EXERCISE OBJECTIVE >>
Please update the lines starting at the one containing "ccl-bar [626,1275,634,1288]" and ending at the one containing "ccl-bar [80,1275,89,1293]" by replacing "macd-bar" with "macd-column". Leave everything else unchanged, and return only those lines.
--- START EXERCISE DATA ---
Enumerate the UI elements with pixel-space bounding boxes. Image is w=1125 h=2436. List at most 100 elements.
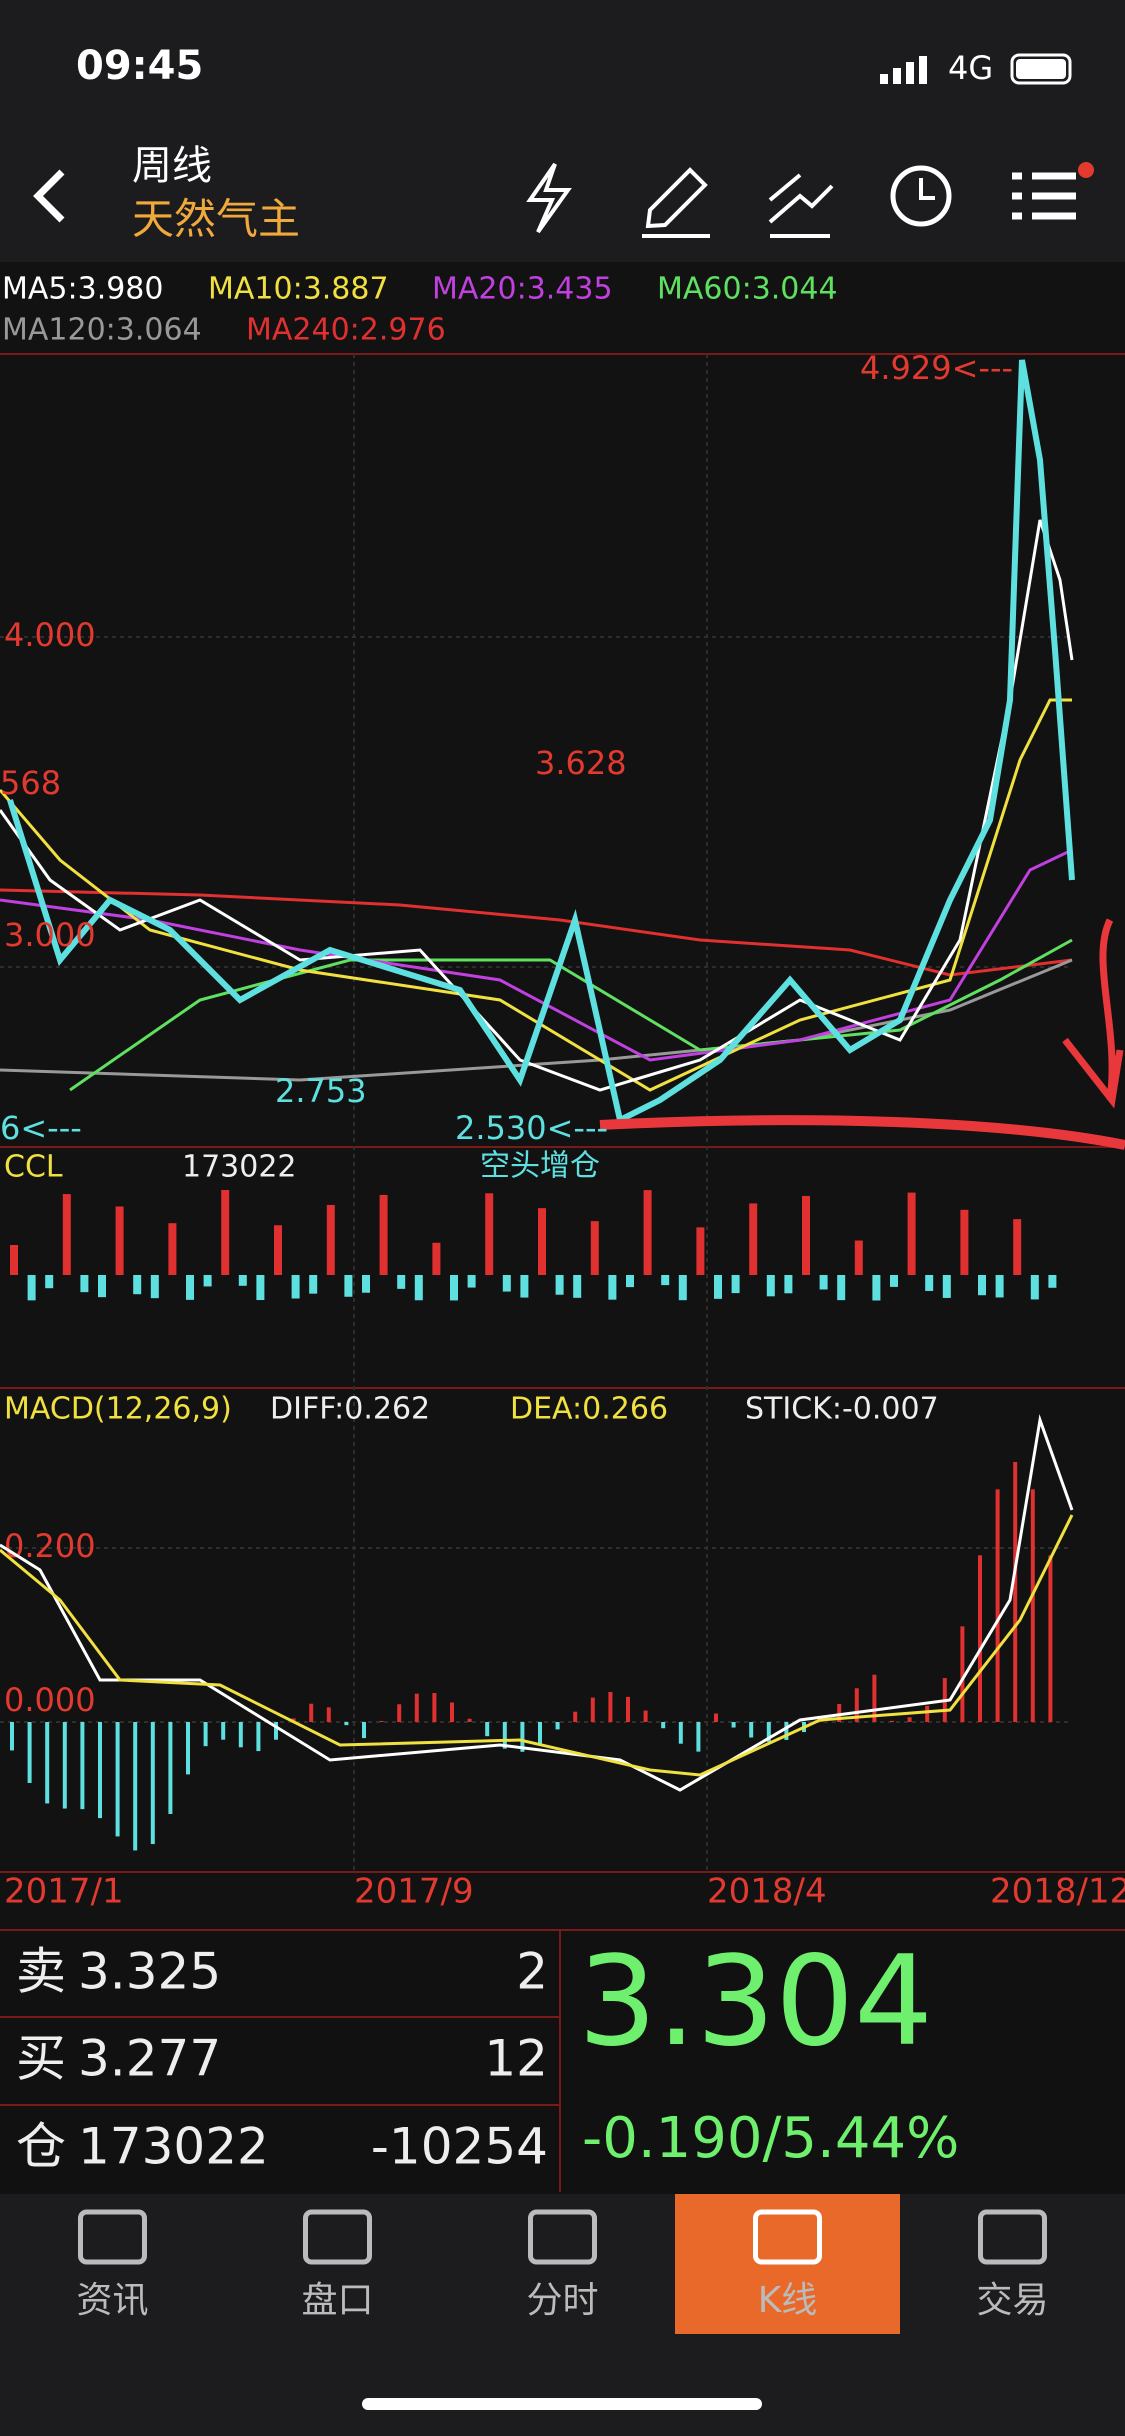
ccl-bar [626,1275,634,1288]
price-annotation: 6<--- [0,1109,82,1147]
macd-bar [890,1720,894,1722]
ma-label: MA120:3.064 [2,313,202,348]
macd-bar [696,1722,701,1752]
macd-bar [362,1722,366,1739]
macd-bar [397,1704,402,1722]
ccl-bar [414,1275,423,1301]
macd-bar [555,1722,560,1730]
macd-stick: STICK:-0.007 [745,1392,939,1427]
macd-bar [731,1722,736,1728]
macd-bar [432,1693,437,1722]
macd-bar [661,1722,666,1729]
instrument-name: 天然气主 [132,195,300,244]
ccl-bar [80,1275,89,1293]
quote-volume: -10254 [371,2118,548,2176]
quote-volume: 2 [516,1943,548,2001]
ccl-bars [10,1190,1057,1301]
chart-area [0,262,1125,1927]
macd-bar [150,1722,155,1845]
ccl-bar [538,1208,546,1275]
ccl-label: CCL [4,1150,63,1185]
ccl-bar [186,1275,194,1300]
menu-button[interactable] [1012,172,1076,220]
macd-bar [133,1722,138,1851]
battery-icon [1010,53,1072,85]
ccl-bar [379,1194,388,1275]
ccl-bar [150,1275,159,1299]
macd-bar [450,1702,454,1722]
ma-label: MA5:3.980 [2,272,163,307]
ccl-bar [326,1204,335,1275]
ccl-bar [62,1194,71,1275]
tab-icon [78,2209,147,2265]
macd-bar [256,1722,261,1752]
macd-bar [872,1674,877,1722]
tab-label[interactable]: 交易 [976,2280,1048,2321]
date-label: 2017/1 [4,1872,124,1912]
macd-bar [643,1710,648,1722]
tab-icon [528,2209,597,2265]
tab-label[interactable]: 盘口 [301,2280,373,2321]
ccl-bar [837,1275,846,1301]
ccl-bar [766,1275,775,1297]
ccl-bar [978,1275,986,1296]
macd-bar [414,1693,419,1722]
grid-lines [0,354,1072,1872]
quote-label: 卖 [16,1943,66,2001]
ccl-bar [10,1245,18,1275]
ccl-bar [925,1275,934,1291]
price-change: -0.190/5.44% [582,2106,959,2171]
price-axis-label: 3.000 [4,916,96,954]
macd-bar [626,1696,630,1722]
tab-label[interactable]: 分时 [526,2280,598,2321]
flash-button[interactable] [526,162,572,234]
macd-lines [0,1414,1074,1792]
macd-bar [168,1722,173,1814]
history-button[interactable] [890,165,952,227]
tab-icon [753,2209,822,2265]
ccl-bar [520,1275,529,1298]
ccl-bar [608,1275,617,1300]
macd-bar [520,1722,525,1752]
ccl-bar [98,1275,106,1298]
macd-bar [485,1722,490,1737]
macd-bar [837,1703,842,1722]
quote-value: 173022 [78,2118,269,2176]
macd-bar [960,1626,965,1722]
ccl-bar [890,1275,898,1287]
quote-volume: 12 [484,2030,548,2088]
menu-badge [1078,162,1094,178]
back-button[interactable] [33,169,65,223]
macd-bar [274,1722,278,1740]
macd-bars [10,1462,1053,1851]
ccl-bar [960,1209,969,1275]
ccl-bar [203,1275,212,1287]
price-annotation: 2.530<--- [455,1109,608,1147]
macd-bar [854,1688,859,1722]
panel-borders [0,353,1125,1873]
indicator-button[interactable] [768,173,834,238]
macd-bar [608,1692,613,1722]
tab-label[interactable]: 资讯 [76,2280,148,2321]
macd-bar [80,1722,85,1810]
macd-bar [203,1722,208,1747]
macd-bar [221,1722,226,1740]
ccl-bar [291,1275,300,1299]
tab-label[interactable]: K线 [758,2280,818,2321]
hand-drawn-arrow [1062,918,1124,1109]
draw-button[interactable] [642,167,710,238]
ccl-bar [27,1275,36,1301]
macd-bar [907,1717,912,1722]
price-annotation: 2.753 [275,1072,367,1110]
price-axis-label: 4.000 [4,616,96,654]
home-indicator [362,2398,762,2410]
ccl-bar [397,1275,406,1289]
date-label: 2017/9 [354,1872,474,1912]
macd-bar [502,1722,507,1749]
price-annotation: 3.628 [535,744,627,782]
macd-bar [309,1703,314,1722]
ccl-bar [678,1275,687,1301]
ccl-bar [485,1193,494,1275]
ccl-bar [872,1275,881,1301]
--- END EXERCISE DATA ---
RESPONSE TO THIS TASK >>
ccl-bar [626,1275,634,1288]
price-annotation: 6<--- [0,1109,82,1147]
macd-column [890,1720,894,1722]
ma-label: MA120:3.064 [2,313,202,348]
macd-column [696,1722,701,1752]
macd-column [362,1722,366,1739]
macd-column [397,1704,402,1722]
ccl-bar [414,1275,423,1301]
macd-column [555,1722,560,1730]
macd-stick: STICK:-0.007 [745,1392,939,1427]
macd-column [731,1722,736,1728]
macd-column [432,1693,437,1722]
macd-column [661,1722,666,1729]
instrument-name: 天然气主 [132,195,300,244]
ccl-bar [80,1275,89,1293]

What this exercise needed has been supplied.